## Exercise prompt
Using the entries that follow, collect the lines where the word "xlabel" appears.

## Exercise inputs
----------------

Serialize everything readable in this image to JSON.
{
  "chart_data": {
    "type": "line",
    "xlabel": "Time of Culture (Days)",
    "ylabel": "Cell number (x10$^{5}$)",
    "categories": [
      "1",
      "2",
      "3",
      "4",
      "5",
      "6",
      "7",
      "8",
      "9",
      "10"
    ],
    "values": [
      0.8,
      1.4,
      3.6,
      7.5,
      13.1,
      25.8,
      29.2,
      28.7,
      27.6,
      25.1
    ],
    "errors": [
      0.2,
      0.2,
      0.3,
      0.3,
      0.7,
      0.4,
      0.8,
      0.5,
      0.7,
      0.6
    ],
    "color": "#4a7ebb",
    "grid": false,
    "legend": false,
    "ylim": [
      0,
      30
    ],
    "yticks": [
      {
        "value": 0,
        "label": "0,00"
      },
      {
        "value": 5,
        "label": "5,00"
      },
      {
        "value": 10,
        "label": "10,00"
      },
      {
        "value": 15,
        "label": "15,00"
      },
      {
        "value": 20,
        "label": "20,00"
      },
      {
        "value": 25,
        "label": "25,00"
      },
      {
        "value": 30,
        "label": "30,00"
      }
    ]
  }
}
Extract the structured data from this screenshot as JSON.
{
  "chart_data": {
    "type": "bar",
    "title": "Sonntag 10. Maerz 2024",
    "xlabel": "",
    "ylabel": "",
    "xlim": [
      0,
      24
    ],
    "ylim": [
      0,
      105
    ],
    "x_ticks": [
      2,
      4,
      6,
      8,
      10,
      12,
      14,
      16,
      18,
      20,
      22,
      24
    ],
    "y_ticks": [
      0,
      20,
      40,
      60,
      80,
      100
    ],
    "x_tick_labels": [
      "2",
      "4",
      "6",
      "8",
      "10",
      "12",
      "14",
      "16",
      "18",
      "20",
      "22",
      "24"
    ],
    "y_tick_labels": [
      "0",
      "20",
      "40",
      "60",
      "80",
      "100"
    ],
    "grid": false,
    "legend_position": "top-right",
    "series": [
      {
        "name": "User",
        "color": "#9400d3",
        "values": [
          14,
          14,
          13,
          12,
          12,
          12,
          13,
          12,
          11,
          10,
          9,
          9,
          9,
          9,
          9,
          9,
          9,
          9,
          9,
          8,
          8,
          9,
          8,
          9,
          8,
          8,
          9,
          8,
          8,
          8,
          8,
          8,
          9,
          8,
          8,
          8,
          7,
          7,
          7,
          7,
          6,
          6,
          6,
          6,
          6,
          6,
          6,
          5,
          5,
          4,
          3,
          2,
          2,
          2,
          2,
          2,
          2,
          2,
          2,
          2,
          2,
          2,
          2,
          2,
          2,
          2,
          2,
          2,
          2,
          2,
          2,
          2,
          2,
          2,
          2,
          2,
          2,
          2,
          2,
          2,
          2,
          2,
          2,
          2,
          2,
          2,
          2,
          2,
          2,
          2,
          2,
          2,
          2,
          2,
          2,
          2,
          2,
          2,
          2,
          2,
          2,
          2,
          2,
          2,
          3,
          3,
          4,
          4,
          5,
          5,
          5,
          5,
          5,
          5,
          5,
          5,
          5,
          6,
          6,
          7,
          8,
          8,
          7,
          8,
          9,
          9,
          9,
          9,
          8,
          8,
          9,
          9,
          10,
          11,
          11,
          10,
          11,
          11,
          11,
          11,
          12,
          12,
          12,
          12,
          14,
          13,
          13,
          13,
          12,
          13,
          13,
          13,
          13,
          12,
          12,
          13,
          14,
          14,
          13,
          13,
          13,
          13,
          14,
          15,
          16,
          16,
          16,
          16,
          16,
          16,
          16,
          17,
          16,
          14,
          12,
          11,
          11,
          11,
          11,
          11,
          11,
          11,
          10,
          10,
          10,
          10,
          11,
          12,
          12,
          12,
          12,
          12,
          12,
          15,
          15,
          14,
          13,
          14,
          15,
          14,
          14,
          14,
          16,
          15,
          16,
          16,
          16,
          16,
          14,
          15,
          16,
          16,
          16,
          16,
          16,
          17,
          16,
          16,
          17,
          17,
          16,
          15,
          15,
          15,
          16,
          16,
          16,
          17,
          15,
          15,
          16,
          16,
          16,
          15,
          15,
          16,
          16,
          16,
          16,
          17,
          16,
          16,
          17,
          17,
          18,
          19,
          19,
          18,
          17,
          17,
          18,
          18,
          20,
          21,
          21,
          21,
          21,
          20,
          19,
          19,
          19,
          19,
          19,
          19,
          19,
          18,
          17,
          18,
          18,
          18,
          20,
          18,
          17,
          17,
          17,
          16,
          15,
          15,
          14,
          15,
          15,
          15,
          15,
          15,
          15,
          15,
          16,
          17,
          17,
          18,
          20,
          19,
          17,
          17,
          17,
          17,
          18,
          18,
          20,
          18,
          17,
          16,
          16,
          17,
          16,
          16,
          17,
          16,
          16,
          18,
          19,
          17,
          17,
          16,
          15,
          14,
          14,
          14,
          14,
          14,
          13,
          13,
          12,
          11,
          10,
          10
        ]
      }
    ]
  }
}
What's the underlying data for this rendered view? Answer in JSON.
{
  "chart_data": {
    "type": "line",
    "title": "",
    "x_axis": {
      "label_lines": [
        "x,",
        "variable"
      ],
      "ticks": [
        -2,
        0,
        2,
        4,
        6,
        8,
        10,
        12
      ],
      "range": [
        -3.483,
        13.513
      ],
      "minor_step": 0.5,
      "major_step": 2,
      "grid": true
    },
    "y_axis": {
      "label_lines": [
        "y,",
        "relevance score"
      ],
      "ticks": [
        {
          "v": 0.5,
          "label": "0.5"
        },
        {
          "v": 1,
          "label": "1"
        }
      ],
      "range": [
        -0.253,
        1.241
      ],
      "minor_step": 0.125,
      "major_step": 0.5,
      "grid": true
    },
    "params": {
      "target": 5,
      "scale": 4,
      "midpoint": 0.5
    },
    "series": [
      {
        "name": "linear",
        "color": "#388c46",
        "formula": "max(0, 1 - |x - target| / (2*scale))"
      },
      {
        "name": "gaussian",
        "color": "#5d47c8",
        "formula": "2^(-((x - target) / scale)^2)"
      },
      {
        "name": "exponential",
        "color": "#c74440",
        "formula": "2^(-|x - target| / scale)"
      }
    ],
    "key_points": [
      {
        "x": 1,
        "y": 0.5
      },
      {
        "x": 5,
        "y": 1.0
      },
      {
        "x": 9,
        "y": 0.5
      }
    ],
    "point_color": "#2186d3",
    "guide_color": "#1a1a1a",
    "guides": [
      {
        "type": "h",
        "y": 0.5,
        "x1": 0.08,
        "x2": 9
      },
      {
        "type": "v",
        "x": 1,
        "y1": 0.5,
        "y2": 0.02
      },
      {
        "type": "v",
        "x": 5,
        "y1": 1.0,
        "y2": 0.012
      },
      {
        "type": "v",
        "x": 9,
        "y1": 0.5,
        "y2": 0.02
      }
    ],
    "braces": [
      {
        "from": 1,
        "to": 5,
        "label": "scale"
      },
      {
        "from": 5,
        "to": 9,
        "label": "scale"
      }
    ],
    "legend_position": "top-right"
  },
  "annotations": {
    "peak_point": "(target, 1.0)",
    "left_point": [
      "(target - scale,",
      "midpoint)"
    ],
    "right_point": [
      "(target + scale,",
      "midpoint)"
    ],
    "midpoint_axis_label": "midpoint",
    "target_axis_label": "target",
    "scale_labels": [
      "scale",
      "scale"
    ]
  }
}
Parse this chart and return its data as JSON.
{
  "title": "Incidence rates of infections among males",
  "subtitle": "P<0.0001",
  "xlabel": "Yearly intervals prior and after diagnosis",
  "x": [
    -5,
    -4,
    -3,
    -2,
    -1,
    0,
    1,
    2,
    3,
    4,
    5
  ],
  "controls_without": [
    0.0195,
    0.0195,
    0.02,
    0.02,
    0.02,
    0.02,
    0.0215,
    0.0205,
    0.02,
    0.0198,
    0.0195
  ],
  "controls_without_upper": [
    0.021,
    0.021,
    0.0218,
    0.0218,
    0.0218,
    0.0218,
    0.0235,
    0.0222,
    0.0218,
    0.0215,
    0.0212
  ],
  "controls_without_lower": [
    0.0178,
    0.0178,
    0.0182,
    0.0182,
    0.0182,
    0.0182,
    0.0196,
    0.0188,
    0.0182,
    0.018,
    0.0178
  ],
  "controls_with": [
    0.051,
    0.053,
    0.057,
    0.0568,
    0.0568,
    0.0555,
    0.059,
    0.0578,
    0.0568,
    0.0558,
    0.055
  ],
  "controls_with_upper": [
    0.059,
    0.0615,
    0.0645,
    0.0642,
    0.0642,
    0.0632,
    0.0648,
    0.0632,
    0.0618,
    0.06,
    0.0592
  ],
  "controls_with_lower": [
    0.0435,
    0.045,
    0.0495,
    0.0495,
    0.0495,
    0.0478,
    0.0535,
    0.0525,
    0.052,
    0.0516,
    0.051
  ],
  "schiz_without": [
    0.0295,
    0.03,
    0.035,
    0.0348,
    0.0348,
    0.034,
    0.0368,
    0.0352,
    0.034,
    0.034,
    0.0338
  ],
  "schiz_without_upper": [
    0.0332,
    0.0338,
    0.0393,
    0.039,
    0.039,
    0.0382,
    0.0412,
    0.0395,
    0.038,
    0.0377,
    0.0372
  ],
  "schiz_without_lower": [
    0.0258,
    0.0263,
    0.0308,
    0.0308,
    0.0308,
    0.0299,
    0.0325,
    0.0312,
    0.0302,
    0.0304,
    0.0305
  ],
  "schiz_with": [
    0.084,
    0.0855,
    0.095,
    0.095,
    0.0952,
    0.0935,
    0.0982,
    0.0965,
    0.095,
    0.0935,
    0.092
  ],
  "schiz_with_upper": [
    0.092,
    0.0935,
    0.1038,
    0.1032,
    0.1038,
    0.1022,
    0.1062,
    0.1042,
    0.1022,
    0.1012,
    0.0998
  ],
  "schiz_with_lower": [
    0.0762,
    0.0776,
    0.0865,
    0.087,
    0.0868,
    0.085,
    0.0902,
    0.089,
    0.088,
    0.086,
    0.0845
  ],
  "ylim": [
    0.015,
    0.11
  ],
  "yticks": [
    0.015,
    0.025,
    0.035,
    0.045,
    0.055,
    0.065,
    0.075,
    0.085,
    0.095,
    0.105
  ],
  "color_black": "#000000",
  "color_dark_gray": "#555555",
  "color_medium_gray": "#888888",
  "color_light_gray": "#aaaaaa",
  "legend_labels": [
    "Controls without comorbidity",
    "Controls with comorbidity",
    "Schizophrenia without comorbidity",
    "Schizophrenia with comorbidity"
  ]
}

----------------

## The answer
    "xlabel": "Time of Culture (Days)",
    "xlabel": "",
  "xlabel": "Yearly intervals prior and after diagnosis",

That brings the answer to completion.